╭─ DATA FOR THIS TASK
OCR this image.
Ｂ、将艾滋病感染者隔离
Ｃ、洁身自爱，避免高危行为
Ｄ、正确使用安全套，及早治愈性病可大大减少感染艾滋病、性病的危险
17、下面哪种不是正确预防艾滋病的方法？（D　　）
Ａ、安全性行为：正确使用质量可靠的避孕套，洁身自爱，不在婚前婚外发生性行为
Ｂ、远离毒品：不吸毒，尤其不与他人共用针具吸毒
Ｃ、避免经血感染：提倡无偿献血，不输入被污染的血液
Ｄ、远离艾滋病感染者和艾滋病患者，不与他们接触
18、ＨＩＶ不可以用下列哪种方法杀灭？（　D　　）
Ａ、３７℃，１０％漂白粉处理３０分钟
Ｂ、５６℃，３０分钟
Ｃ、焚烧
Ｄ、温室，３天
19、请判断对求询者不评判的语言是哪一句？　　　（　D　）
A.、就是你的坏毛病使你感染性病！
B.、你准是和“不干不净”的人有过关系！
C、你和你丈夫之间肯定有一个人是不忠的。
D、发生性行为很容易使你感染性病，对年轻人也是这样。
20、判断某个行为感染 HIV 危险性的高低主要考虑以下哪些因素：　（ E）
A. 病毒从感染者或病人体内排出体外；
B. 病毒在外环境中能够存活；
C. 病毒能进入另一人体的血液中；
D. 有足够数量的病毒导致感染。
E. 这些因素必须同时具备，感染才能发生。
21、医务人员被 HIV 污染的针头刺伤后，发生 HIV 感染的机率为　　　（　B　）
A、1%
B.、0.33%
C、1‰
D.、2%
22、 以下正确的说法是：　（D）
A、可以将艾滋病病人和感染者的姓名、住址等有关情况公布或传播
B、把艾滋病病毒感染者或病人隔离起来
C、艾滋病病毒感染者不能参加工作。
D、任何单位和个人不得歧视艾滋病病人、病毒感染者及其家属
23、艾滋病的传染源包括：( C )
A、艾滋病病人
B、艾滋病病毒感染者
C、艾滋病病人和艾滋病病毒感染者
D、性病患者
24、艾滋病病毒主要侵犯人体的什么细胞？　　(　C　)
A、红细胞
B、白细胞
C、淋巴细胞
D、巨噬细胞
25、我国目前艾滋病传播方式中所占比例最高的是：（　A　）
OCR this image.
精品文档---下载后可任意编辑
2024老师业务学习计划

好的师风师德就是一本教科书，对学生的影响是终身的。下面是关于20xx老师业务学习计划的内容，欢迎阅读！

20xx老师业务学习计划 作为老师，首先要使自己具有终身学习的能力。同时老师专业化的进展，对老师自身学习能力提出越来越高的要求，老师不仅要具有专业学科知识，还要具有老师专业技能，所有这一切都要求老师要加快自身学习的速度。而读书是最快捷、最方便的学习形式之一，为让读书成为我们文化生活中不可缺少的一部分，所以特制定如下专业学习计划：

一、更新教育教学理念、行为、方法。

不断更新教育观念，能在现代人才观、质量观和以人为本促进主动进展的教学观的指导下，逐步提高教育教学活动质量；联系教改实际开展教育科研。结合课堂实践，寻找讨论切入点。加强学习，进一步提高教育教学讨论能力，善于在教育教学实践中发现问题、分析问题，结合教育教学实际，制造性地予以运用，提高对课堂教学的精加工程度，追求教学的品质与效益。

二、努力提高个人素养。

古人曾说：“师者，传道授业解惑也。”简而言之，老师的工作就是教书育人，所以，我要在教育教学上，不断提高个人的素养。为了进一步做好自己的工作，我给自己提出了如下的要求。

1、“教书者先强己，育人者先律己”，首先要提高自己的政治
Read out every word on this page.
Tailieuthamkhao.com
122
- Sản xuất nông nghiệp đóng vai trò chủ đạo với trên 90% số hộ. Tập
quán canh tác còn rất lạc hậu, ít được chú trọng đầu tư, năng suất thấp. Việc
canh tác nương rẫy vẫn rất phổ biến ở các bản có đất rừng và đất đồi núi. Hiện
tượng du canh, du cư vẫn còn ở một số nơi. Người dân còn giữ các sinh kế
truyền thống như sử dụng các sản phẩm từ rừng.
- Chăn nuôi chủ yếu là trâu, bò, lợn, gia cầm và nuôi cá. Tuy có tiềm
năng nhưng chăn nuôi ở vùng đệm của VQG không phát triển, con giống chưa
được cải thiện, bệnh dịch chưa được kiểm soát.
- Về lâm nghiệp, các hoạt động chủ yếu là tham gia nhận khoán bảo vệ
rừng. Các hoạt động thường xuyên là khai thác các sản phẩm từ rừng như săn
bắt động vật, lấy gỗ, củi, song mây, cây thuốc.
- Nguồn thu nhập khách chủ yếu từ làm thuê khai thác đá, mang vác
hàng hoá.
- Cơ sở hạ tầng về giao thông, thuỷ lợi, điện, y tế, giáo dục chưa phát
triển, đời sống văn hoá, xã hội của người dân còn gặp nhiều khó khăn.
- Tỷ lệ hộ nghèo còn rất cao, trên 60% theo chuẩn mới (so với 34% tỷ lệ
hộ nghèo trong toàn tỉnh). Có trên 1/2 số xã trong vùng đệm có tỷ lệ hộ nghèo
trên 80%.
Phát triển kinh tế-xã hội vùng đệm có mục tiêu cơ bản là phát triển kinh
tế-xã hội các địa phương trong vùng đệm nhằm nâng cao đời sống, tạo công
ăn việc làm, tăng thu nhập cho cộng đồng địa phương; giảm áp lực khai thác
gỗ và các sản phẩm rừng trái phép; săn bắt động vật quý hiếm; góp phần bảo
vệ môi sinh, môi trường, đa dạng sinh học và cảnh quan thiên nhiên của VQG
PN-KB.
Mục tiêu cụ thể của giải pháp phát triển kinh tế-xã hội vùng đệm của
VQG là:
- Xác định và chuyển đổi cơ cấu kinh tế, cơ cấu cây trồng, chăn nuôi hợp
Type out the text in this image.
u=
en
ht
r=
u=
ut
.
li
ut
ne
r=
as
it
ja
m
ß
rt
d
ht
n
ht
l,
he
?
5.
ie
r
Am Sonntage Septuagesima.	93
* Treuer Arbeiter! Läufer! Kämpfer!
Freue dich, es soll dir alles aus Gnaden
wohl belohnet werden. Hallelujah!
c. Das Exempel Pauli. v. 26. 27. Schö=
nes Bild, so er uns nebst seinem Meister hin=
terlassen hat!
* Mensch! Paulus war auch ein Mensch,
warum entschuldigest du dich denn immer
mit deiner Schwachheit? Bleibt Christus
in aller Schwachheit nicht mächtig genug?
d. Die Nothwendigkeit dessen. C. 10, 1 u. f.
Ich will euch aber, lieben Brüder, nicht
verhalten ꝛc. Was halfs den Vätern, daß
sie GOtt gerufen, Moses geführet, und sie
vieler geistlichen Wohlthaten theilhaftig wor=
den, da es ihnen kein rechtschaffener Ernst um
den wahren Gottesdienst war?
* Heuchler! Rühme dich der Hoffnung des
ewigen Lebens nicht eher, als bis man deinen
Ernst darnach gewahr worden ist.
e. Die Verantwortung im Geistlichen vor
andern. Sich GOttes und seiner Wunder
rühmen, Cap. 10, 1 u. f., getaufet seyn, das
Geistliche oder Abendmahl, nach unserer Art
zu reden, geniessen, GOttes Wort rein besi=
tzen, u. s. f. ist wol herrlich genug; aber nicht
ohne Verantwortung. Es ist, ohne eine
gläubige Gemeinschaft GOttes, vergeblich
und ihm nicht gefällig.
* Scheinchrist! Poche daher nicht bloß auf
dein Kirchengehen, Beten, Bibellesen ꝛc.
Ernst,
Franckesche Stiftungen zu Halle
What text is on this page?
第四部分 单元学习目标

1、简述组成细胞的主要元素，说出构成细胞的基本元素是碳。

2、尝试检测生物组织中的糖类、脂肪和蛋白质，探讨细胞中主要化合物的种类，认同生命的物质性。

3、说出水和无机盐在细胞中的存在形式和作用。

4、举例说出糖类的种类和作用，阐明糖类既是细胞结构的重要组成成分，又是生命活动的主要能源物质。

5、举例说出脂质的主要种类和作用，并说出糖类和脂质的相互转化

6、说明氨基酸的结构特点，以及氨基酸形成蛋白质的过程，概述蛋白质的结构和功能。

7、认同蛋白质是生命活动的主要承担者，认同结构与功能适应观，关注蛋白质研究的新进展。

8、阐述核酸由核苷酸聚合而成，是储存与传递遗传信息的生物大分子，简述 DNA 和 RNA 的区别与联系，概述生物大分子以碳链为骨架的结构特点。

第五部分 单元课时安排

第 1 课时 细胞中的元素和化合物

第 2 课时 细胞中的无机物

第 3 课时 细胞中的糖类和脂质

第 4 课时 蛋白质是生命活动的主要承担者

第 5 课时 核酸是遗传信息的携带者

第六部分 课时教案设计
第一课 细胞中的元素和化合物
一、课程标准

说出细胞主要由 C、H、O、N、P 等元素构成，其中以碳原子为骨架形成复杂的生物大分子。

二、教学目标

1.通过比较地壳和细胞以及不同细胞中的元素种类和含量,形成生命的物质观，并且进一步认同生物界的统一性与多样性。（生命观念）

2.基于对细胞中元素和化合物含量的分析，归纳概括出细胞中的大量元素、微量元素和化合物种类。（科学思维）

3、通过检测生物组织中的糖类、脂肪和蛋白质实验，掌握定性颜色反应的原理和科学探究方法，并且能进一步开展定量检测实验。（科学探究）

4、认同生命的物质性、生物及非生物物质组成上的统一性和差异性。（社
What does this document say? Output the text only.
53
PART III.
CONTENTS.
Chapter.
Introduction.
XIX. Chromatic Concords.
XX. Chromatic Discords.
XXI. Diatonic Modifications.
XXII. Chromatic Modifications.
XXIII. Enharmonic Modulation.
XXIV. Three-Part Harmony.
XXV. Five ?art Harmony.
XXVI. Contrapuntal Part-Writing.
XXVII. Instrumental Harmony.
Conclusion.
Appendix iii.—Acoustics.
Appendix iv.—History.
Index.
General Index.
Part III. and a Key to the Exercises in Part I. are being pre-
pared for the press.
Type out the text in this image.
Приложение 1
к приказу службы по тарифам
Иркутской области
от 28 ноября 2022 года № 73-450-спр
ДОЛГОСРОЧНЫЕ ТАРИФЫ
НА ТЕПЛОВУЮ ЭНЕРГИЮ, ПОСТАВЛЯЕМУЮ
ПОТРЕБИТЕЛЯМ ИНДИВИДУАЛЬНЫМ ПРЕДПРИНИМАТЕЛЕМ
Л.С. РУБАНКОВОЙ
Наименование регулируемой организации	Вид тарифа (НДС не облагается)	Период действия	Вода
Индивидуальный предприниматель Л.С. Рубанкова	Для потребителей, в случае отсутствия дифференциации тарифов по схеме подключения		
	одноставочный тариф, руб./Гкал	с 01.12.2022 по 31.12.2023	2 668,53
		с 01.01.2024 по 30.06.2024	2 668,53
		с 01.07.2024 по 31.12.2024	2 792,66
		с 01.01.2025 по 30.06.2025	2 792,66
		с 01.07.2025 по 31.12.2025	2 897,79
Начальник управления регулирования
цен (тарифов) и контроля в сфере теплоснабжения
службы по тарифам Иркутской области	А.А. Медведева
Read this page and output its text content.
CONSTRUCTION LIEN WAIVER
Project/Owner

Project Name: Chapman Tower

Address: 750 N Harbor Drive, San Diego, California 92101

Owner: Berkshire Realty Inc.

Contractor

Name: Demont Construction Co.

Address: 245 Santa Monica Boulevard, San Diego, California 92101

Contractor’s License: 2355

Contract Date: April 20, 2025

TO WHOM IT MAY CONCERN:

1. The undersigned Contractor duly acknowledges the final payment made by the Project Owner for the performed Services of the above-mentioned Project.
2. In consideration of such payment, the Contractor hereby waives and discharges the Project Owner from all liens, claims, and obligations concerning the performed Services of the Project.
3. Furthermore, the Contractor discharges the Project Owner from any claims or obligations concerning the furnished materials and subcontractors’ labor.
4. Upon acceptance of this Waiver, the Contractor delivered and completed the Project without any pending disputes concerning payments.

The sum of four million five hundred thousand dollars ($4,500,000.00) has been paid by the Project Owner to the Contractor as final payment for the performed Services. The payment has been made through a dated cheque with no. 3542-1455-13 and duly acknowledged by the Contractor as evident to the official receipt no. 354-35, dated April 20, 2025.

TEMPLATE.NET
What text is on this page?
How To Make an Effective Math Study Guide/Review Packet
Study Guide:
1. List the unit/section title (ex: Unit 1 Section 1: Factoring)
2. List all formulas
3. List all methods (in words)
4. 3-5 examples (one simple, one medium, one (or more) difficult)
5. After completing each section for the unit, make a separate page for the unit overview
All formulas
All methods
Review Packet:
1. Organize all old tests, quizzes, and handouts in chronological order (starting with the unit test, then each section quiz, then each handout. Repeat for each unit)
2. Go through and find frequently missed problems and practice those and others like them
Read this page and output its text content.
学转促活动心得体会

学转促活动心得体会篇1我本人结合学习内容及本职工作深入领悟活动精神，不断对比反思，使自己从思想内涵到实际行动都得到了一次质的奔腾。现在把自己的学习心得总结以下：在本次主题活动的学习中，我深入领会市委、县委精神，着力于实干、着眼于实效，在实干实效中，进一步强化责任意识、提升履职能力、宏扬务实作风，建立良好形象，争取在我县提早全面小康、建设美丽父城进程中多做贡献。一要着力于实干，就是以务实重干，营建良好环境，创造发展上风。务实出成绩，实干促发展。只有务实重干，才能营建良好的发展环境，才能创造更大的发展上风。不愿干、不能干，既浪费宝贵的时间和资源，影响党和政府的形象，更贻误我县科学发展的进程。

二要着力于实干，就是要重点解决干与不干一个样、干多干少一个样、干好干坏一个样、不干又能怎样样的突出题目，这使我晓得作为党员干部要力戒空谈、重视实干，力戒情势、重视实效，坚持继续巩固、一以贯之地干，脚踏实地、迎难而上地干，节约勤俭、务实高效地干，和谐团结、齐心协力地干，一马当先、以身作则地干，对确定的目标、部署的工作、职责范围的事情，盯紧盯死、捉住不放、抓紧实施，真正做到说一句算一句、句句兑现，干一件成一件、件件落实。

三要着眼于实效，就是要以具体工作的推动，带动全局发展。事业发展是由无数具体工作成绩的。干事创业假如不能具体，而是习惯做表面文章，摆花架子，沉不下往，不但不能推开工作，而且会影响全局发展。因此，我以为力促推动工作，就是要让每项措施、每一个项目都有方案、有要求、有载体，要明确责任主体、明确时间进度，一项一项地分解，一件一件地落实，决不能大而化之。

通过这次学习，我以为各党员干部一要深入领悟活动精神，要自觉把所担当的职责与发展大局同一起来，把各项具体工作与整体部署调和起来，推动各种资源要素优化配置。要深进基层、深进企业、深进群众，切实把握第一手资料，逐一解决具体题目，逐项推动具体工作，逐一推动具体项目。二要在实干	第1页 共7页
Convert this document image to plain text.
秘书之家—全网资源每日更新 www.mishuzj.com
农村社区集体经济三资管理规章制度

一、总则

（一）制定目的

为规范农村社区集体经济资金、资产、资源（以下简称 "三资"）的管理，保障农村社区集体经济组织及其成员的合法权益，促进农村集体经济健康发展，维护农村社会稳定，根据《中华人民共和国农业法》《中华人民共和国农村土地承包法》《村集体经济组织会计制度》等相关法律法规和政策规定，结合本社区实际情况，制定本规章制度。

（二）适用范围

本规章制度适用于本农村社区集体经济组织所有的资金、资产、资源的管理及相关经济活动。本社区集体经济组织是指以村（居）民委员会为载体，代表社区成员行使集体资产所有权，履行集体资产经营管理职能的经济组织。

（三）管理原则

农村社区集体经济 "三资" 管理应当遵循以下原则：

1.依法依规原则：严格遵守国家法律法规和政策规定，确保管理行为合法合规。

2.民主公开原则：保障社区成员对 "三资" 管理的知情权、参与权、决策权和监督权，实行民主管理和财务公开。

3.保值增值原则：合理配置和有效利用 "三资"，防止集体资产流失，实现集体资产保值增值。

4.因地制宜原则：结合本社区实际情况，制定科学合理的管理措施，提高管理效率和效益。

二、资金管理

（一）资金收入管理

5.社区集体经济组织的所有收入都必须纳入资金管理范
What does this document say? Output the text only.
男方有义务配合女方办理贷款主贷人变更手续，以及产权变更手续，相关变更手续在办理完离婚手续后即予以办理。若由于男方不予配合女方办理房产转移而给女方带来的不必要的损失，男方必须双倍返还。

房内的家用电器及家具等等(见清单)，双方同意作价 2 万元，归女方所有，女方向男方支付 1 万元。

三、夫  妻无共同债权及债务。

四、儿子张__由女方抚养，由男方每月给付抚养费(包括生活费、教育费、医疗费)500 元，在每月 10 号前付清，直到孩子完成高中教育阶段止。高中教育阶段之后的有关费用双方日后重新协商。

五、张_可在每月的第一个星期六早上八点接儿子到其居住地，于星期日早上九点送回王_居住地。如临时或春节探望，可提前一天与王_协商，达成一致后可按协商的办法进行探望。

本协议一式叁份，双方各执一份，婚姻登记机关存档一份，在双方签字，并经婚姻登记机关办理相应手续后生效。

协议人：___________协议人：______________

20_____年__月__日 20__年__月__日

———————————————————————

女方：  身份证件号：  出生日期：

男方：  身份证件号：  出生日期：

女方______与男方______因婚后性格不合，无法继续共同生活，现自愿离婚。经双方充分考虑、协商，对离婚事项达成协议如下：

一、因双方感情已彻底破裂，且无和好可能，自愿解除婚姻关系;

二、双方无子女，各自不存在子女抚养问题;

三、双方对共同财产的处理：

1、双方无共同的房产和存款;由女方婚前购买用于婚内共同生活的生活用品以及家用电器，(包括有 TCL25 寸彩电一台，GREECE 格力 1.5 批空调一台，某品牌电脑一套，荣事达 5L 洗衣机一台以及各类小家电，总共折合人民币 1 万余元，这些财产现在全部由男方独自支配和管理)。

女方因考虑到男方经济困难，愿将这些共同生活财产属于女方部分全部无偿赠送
╰─
• INSTRUCTION: Where a line of the entries contains the word "nicht", copy that line.

• ANSWER:
in aller Schwachheit nicht mächtig genug?
Ich will euch aber, lieben Brüder, nicht
ewigen Lebens nicht eher, als bis man deinen
tzen, u. s. f. ist wol herrlich genug; aber nicht
und ihm nicht gefällig.
* Scheinchrist! Poche daher nicht bloß auf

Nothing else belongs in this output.